__Written instruction__:
"this" appears in how many lines of the entries? State only the number.

__Dataset content__:
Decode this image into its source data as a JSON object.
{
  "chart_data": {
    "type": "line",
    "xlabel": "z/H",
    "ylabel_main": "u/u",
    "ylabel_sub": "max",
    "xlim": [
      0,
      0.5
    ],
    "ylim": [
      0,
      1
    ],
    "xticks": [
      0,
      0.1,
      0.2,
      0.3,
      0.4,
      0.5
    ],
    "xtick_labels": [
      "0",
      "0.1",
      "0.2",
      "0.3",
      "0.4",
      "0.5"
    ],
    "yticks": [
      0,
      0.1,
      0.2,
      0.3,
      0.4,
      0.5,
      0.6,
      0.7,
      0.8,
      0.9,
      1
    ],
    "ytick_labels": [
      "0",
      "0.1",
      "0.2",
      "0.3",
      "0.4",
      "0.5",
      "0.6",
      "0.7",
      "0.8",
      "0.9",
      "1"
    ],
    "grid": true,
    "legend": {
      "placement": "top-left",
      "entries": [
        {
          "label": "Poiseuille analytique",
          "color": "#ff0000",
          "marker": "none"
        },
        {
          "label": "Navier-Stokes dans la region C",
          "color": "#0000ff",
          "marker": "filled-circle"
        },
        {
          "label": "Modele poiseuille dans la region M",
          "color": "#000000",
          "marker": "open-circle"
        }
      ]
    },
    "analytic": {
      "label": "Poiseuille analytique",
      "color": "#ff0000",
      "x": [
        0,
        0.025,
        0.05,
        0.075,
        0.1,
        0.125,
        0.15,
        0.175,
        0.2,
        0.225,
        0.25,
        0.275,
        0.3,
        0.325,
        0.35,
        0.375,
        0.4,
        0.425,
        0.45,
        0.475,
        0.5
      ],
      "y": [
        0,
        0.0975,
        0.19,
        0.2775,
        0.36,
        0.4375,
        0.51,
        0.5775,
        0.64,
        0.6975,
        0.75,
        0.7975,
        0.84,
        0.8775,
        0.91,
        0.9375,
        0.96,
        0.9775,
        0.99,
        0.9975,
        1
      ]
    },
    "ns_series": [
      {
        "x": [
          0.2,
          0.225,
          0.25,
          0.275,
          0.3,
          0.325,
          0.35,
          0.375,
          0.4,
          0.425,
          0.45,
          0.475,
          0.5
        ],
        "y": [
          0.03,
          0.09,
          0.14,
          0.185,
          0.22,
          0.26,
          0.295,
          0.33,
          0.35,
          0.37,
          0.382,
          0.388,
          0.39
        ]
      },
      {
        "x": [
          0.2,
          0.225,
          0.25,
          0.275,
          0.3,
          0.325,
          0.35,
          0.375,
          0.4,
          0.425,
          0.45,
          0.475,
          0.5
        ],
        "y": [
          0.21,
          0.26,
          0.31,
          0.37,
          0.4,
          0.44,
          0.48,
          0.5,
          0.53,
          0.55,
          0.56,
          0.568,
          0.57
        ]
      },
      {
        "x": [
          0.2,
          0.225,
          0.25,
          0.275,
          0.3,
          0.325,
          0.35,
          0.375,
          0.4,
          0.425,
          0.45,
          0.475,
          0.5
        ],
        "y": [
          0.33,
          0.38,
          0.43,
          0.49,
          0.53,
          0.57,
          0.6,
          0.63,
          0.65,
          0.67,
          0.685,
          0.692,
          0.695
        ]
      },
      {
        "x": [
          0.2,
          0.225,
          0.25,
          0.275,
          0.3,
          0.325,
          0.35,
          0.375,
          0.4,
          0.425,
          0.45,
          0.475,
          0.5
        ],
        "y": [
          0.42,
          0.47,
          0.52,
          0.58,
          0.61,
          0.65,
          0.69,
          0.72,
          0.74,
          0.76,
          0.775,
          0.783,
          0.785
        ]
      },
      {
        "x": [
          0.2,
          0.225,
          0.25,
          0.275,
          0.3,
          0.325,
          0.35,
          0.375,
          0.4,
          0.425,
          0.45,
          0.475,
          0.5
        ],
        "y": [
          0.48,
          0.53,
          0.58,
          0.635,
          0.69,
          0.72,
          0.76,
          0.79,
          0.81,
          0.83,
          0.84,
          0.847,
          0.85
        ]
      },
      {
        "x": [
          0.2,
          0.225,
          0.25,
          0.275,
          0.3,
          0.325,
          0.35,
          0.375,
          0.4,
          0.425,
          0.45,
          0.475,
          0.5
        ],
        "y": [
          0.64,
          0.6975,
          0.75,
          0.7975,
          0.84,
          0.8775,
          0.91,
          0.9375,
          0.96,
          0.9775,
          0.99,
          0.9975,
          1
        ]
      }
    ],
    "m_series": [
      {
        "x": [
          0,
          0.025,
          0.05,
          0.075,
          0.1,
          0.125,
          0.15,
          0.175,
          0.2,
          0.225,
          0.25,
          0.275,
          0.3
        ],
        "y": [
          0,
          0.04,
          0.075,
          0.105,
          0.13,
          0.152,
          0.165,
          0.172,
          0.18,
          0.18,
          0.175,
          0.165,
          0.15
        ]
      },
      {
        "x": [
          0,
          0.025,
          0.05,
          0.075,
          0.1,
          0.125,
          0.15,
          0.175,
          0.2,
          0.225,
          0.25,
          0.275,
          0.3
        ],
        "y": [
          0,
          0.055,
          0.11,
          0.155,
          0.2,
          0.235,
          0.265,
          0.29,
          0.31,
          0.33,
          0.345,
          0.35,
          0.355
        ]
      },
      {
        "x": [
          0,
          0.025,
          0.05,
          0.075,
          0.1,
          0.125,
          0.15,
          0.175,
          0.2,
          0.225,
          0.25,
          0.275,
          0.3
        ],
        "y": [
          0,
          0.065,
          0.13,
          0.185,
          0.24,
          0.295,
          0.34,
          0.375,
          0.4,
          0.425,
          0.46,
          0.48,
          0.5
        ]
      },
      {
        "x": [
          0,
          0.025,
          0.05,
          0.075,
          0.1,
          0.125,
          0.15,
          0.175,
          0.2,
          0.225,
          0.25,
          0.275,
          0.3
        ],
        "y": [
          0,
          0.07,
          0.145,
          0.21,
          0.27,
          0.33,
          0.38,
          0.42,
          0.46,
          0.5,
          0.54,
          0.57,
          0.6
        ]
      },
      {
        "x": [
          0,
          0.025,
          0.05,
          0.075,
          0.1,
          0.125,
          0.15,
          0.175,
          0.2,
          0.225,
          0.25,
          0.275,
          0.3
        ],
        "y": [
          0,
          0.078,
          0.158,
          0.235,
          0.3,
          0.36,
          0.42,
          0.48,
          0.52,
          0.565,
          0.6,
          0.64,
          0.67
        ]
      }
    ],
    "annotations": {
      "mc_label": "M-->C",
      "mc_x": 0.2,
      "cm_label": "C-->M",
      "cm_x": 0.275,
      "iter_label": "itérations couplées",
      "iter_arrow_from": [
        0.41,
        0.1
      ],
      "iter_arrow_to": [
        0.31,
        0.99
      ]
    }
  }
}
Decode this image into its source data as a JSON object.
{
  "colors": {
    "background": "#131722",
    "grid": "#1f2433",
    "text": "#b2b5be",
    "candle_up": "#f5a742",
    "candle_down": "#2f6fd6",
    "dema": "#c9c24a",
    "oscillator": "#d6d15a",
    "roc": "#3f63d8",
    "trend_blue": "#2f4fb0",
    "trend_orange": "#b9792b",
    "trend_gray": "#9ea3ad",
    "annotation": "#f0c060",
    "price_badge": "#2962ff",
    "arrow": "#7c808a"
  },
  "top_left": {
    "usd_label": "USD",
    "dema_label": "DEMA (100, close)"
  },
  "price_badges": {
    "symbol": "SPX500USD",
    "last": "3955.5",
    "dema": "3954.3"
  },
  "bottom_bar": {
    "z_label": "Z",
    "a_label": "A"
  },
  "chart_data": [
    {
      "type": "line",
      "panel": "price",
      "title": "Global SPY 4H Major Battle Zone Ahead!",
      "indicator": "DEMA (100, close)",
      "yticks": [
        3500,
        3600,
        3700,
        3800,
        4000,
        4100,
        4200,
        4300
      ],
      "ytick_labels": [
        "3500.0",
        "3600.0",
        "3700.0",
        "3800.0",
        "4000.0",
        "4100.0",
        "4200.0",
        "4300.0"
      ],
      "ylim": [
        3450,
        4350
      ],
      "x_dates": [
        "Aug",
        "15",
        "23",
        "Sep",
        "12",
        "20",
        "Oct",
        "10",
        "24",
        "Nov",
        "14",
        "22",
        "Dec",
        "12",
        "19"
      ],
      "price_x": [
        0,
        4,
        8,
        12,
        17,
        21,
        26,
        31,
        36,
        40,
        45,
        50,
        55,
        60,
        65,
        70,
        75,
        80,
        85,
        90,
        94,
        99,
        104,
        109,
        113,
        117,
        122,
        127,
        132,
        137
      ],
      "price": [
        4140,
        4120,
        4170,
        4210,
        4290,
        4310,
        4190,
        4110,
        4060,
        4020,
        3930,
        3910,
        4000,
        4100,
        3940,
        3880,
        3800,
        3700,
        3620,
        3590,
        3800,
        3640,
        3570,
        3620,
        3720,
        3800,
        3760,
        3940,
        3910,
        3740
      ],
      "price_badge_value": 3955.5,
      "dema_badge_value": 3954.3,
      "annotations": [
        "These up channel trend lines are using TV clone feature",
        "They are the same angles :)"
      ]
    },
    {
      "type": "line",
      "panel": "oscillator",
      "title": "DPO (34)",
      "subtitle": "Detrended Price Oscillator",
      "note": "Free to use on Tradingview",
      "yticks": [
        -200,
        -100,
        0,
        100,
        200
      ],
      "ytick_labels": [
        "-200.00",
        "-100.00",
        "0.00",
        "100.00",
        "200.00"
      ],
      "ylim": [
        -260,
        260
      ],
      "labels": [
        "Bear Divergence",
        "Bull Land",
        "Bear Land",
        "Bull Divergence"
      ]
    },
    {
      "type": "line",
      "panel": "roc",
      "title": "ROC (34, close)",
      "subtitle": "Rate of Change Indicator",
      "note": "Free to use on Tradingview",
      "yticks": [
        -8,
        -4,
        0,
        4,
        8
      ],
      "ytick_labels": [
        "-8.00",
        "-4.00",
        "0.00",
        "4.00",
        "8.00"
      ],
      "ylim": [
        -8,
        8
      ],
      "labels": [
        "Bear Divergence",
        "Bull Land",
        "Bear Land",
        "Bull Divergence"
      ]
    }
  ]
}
* * *
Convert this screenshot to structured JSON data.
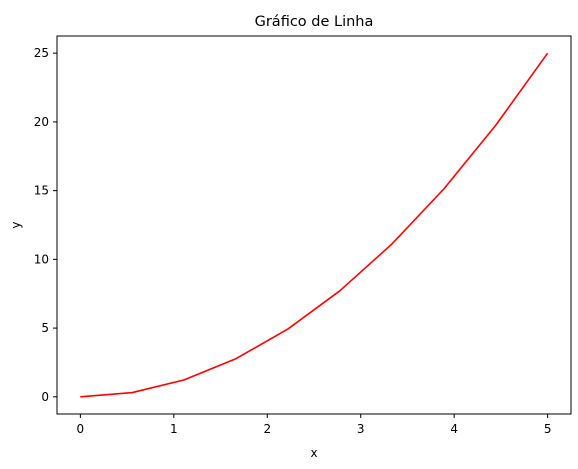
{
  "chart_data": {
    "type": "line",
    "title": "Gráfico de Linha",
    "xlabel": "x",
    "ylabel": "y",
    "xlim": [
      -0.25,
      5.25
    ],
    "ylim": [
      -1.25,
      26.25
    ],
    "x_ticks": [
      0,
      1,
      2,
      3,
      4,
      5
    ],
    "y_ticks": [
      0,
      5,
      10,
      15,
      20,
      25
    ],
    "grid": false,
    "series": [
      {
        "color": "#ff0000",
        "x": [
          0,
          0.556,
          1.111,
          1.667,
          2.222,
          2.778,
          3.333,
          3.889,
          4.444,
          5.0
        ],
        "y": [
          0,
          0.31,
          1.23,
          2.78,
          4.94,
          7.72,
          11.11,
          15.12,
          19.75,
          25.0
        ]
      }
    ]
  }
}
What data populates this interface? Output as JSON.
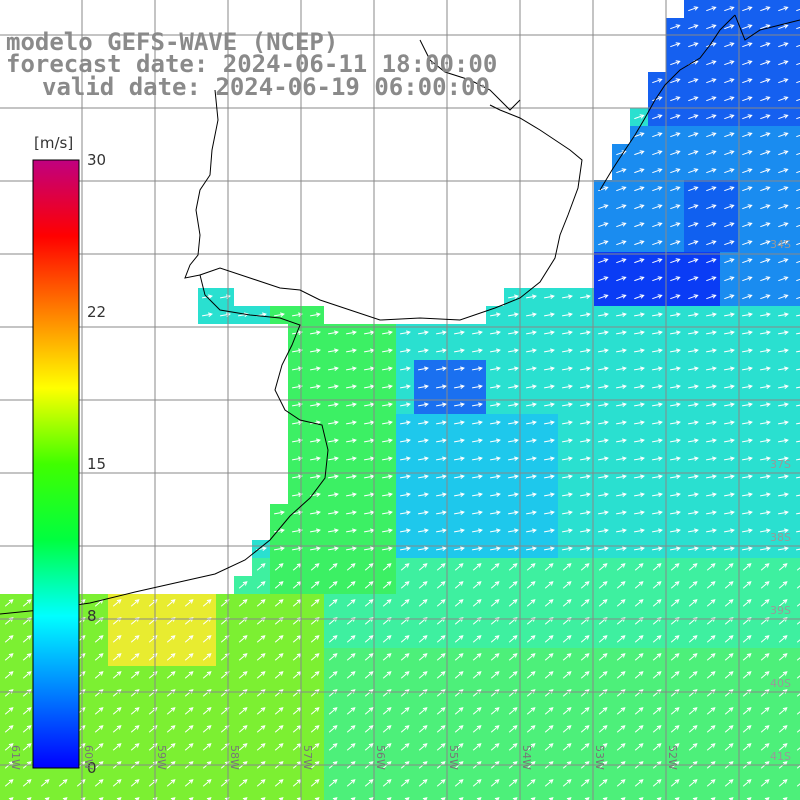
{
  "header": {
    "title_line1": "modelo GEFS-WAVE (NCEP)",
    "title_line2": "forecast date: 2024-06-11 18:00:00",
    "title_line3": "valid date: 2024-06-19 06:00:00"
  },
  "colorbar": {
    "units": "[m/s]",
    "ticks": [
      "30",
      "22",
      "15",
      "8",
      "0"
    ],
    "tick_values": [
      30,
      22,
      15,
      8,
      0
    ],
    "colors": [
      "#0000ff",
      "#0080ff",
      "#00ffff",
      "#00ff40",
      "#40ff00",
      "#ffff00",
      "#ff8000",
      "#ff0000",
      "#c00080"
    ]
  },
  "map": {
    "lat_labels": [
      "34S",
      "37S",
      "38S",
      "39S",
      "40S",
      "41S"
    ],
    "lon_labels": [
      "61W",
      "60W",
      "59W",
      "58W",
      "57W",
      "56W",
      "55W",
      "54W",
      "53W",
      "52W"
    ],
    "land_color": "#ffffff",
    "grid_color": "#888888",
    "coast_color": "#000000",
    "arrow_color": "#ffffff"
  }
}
...
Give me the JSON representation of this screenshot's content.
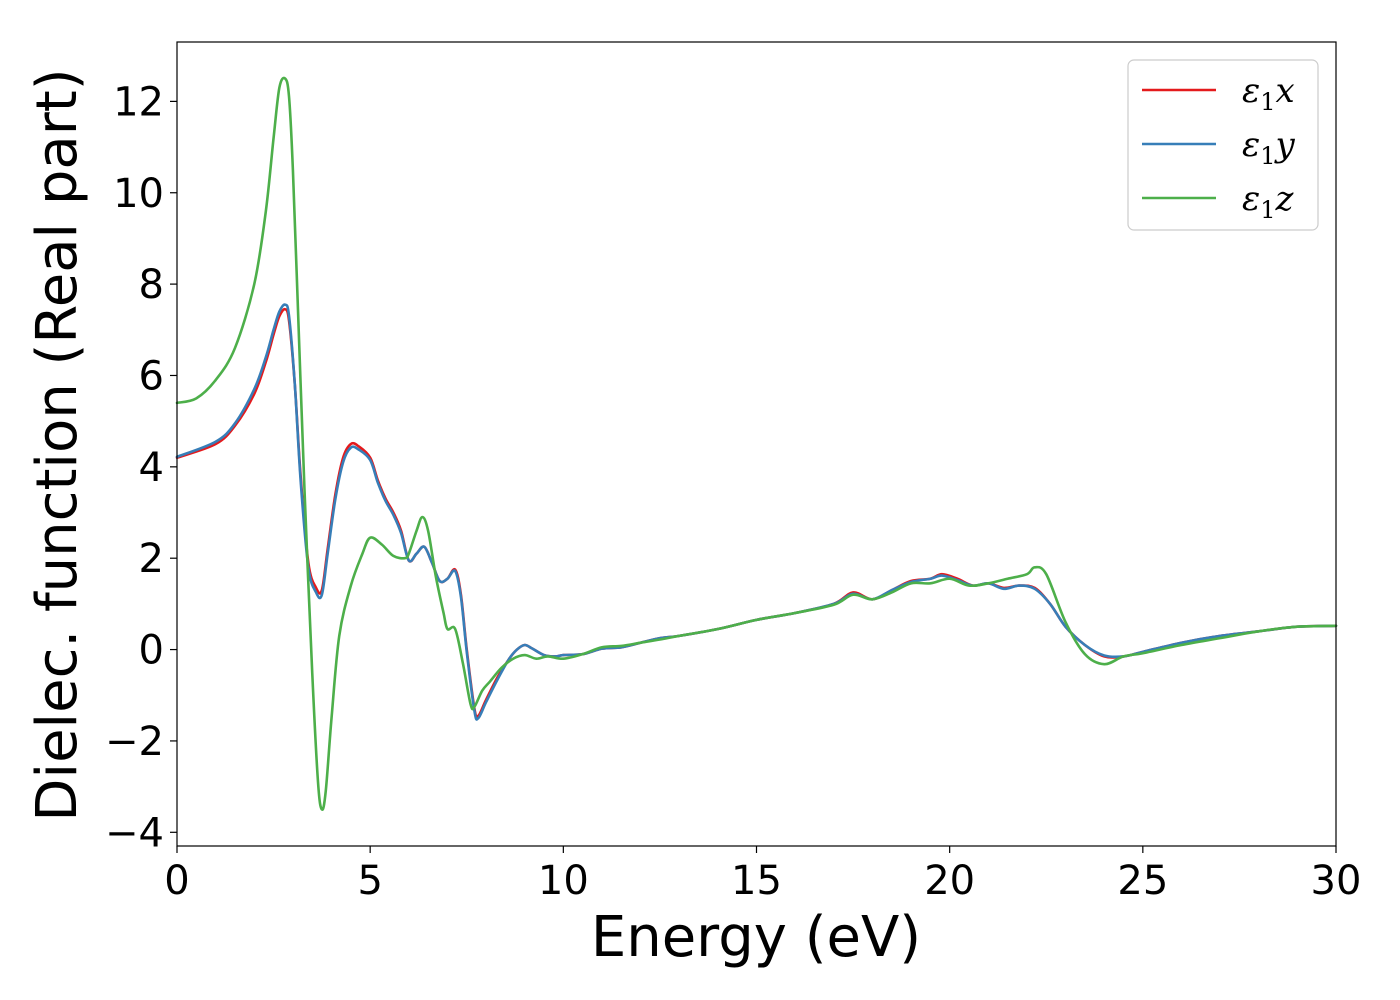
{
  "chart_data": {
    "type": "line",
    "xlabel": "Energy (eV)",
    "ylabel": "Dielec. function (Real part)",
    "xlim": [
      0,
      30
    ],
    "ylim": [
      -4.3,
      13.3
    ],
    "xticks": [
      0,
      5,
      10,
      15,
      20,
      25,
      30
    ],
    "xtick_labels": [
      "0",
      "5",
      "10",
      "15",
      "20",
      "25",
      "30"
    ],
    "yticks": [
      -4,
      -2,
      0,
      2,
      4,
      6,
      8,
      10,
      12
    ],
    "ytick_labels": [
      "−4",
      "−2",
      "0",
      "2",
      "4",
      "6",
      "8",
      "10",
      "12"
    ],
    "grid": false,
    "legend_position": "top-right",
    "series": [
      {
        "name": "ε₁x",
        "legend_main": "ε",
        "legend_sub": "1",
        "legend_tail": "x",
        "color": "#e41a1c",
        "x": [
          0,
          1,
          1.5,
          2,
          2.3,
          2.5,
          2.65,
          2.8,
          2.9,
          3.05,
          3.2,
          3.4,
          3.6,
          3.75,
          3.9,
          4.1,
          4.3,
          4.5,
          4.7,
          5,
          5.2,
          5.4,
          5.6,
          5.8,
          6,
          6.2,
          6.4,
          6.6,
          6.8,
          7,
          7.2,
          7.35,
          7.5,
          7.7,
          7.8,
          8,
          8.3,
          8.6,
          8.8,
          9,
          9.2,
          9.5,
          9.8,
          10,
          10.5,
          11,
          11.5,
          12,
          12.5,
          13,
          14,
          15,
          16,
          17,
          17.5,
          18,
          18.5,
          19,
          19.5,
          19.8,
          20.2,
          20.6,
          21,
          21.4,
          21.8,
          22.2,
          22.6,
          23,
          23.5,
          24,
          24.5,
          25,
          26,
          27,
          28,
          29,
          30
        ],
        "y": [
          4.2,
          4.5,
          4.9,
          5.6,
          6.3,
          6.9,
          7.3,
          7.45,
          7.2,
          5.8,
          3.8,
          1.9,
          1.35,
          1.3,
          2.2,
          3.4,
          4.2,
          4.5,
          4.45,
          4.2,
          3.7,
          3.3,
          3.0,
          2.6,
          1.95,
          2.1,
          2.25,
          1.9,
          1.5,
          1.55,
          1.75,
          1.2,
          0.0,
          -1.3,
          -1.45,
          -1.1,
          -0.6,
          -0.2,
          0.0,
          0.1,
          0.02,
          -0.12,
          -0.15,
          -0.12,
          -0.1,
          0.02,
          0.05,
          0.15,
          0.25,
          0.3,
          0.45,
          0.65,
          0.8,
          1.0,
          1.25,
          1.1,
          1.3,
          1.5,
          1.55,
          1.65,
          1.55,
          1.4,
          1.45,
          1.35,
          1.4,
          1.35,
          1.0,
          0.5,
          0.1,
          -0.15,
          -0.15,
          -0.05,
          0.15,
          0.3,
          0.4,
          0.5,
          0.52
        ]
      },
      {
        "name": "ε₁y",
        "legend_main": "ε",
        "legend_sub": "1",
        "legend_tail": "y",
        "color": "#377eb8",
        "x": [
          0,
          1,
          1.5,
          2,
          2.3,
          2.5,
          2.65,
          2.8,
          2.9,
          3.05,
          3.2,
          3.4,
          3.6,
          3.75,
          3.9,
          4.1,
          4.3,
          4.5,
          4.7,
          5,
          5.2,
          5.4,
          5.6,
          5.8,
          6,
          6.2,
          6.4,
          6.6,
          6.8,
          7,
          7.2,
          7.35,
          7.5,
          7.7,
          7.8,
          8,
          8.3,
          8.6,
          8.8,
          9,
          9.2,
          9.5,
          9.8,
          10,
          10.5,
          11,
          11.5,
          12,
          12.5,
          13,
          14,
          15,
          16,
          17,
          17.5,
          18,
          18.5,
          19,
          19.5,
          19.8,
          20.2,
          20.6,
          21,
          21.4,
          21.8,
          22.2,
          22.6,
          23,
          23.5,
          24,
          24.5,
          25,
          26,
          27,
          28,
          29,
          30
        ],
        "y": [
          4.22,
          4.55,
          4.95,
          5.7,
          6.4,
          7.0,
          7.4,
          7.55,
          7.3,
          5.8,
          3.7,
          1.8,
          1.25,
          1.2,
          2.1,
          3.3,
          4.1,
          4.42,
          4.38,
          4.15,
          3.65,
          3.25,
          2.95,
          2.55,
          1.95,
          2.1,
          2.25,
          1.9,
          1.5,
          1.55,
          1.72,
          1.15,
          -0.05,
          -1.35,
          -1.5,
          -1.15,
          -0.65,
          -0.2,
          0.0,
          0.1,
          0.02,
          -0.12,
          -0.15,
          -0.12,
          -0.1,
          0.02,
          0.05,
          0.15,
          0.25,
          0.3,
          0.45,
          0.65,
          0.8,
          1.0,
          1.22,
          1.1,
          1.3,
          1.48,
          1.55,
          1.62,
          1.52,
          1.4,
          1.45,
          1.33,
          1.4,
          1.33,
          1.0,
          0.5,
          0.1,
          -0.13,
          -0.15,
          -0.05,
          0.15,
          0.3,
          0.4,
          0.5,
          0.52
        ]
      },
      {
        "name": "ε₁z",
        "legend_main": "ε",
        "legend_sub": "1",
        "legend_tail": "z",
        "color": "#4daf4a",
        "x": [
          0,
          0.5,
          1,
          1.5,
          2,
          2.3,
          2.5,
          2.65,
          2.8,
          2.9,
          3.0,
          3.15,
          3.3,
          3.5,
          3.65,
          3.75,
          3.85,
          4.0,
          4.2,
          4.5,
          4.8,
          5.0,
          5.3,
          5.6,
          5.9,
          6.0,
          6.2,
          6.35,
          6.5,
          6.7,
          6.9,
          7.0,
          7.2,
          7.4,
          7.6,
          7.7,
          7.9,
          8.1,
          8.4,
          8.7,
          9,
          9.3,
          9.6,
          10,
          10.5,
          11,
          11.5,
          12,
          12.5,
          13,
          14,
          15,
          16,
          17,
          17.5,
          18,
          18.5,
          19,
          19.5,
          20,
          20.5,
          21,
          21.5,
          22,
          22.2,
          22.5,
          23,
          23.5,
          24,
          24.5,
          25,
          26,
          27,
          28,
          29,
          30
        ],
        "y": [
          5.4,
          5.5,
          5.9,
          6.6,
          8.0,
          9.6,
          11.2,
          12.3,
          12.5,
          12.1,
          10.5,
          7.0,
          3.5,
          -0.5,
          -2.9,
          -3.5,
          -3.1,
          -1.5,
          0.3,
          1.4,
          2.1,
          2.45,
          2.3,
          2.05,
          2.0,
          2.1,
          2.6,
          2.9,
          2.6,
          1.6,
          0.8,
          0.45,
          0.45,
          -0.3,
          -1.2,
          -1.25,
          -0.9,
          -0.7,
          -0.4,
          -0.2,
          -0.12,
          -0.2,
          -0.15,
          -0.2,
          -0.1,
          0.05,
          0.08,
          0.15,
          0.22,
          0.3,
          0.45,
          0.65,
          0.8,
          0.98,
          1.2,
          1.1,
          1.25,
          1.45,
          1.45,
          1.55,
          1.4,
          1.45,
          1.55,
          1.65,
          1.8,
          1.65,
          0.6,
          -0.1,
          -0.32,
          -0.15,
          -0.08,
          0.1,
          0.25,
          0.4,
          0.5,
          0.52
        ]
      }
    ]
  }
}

__Correct output__:
5